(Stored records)
[BEGIN]

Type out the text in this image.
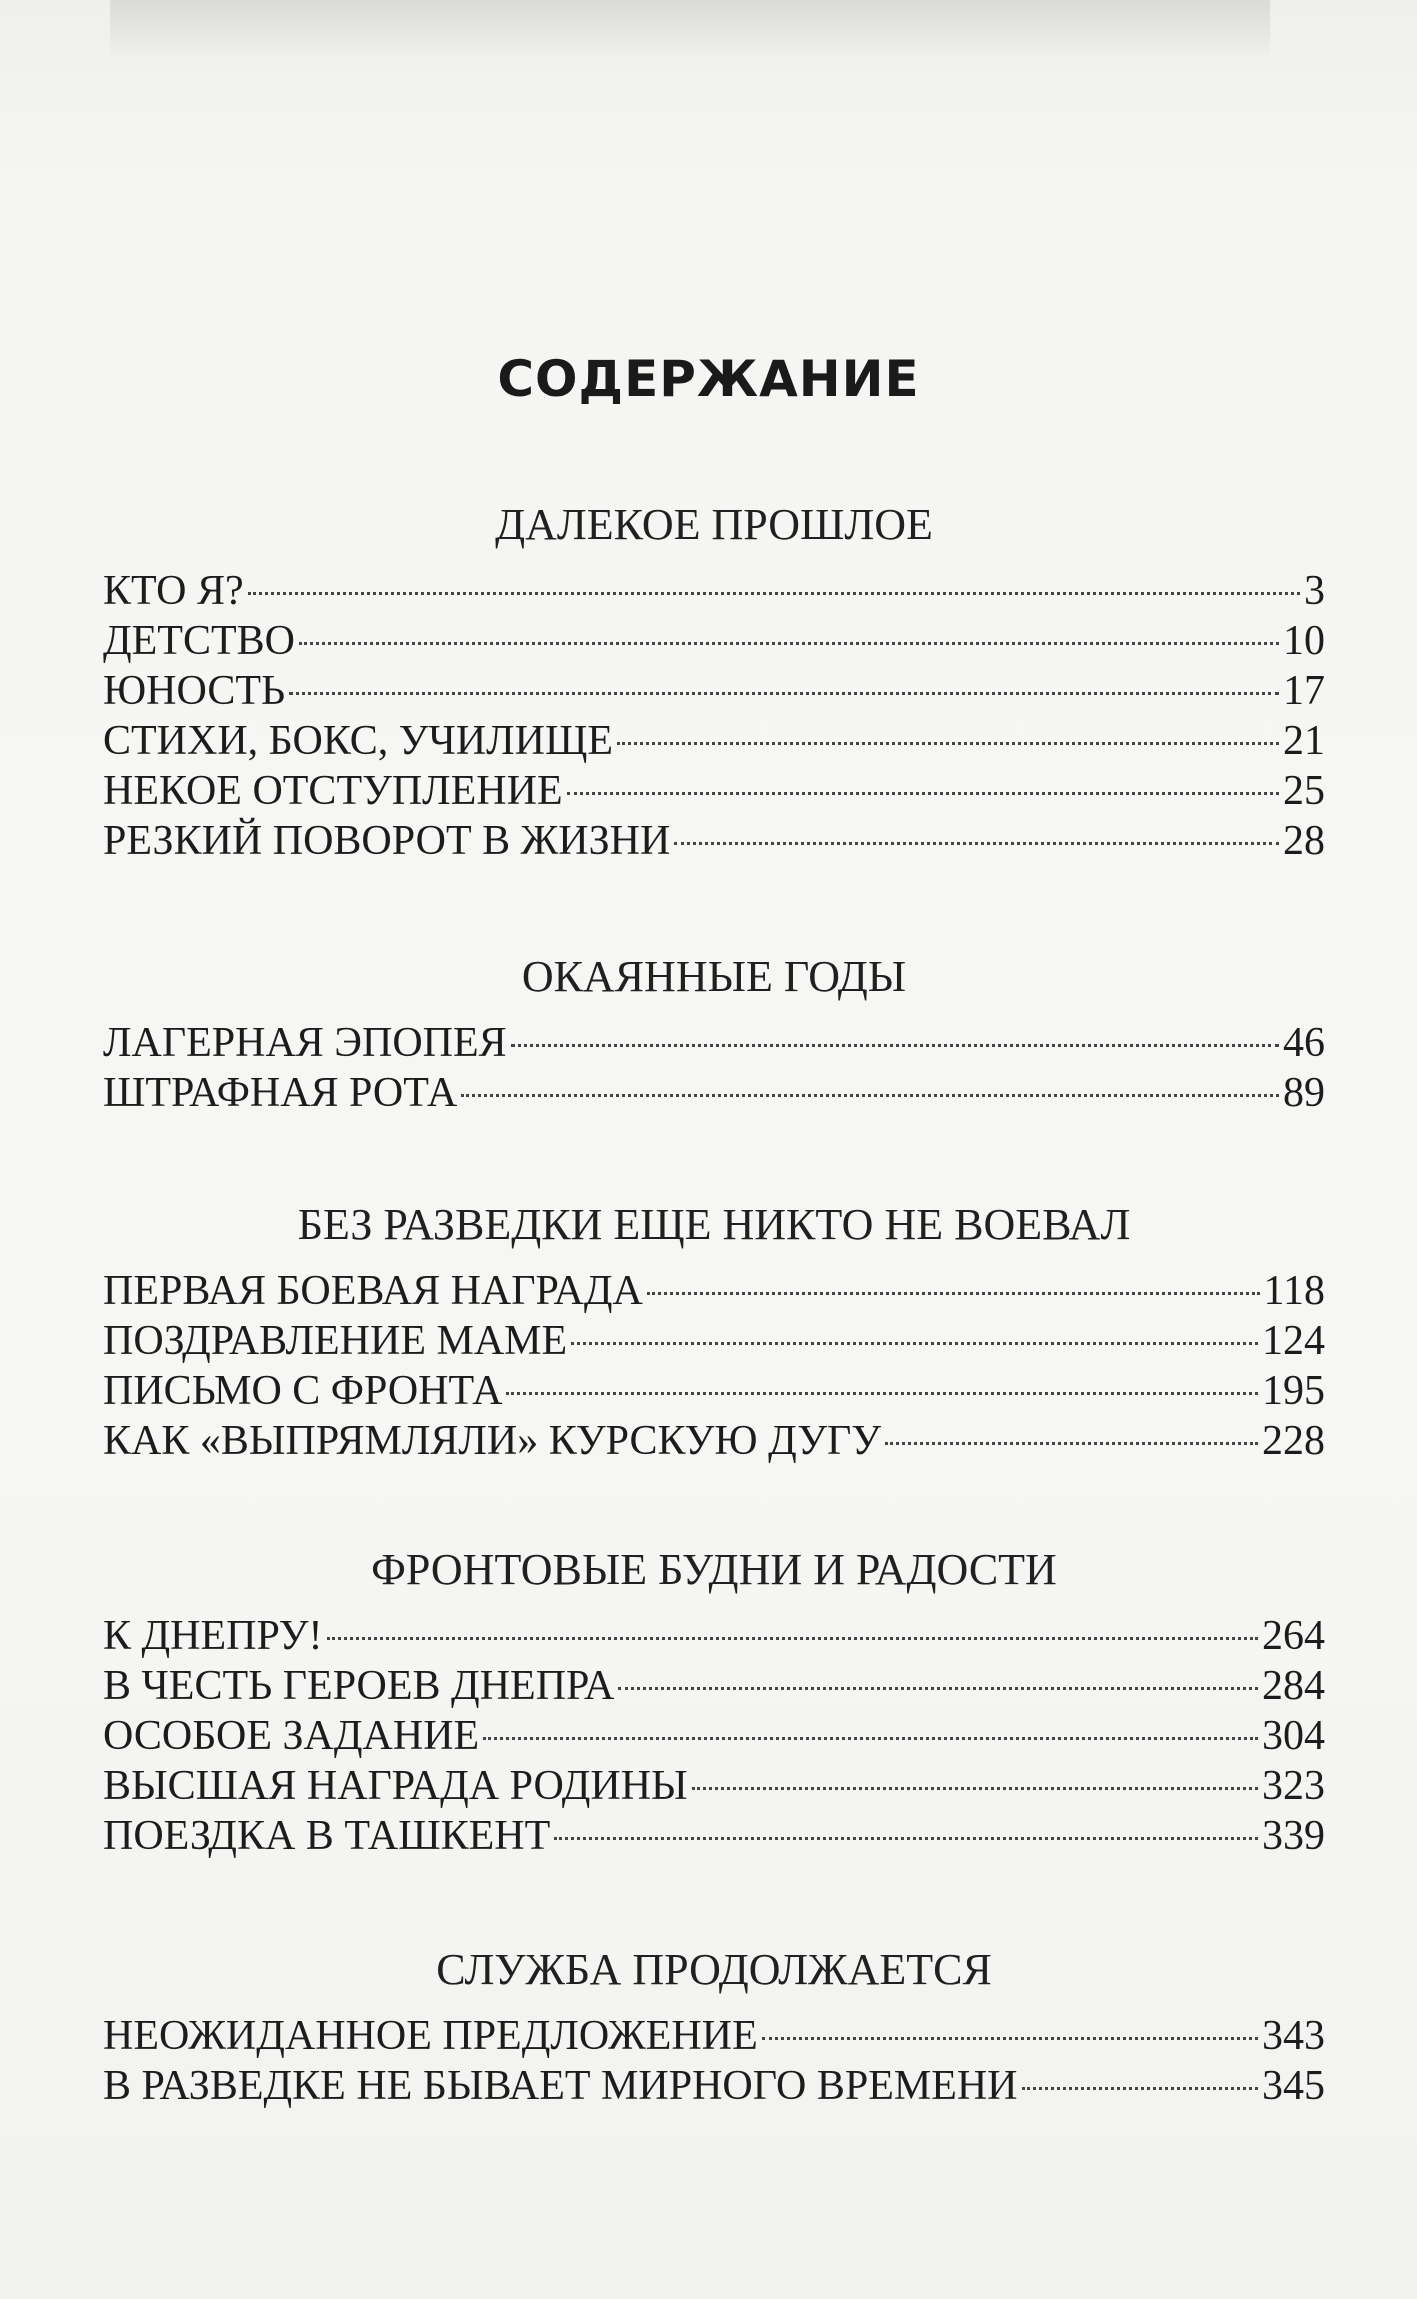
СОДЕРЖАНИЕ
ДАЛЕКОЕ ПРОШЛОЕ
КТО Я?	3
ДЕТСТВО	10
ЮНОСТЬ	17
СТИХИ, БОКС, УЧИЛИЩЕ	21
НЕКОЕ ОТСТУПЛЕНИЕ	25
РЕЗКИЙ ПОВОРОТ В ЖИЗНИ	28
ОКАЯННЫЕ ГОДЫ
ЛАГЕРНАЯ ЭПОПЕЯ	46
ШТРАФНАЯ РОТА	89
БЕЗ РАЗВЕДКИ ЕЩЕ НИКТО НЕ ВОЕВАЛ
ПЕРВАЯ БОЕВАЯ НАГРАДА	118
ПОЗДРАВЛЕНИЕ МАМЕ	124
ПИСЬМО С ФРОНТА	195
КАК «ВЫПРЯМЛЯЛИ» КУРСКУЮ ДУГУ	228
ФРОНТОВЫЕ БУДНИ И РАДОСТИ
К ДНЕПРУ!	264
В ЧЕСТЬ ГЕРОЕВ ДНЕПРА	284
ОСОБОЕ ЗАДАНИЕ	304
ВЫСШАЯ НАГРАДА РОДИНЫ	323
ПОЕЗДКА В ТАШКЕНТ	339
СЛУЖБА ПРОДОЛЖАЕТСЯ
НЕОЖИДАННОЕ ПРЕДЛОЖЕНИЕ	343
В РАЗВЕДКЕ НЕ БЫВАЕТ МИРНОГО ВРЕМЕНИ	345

[END]
[BEGIN]

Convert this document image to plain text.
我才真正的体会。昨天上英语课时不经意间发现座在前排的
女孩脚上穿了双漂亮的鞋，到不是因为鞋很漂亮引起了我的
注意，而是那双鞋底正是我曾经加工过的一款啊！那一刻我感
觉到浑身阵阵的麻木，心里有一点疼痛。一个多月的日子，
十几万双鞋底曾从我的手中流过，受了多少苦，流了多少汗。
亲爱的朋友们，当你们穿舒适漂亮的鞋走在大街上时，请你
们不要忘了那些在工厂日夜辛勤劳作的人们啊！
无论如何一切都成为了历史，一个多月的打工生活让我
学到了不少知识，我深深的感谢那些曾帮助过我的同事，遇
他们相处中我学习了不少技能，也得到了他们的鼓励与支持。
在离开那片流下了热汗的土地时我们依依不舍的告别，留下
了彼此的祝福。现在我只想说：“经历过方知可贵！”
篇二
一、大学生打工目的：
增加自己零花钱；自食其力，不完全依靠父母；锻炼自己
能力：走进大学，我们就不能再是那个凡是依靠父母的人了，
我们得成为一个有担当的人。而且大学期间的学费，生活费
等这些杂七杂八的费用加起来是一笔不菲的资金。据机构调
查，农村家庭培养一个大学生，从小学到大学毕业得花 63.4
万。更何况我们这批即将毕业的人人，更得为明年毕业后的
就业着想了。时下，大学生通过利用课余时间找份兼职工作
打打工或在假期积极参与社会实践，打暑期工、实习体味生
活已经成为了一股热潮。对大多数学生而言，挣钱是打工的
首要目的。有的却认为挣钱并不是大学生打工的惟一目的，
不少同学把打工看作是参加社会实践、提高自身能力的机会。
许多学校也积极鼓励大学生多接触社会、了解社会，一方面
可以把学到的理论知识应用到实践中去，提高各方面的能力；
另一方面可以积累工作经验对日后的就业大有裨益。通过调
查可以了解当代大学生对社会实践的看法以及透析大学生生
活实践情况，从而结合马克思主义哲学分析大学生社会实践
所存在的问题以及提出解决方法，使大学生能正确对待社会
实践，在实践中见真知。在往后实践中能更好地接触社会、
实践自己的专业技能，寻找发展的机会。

[END]

Written task = Look over the records above and copy each line that includes the string "text".

Reply to the task =
Type out the text in this image.
Convert this document image to plain text.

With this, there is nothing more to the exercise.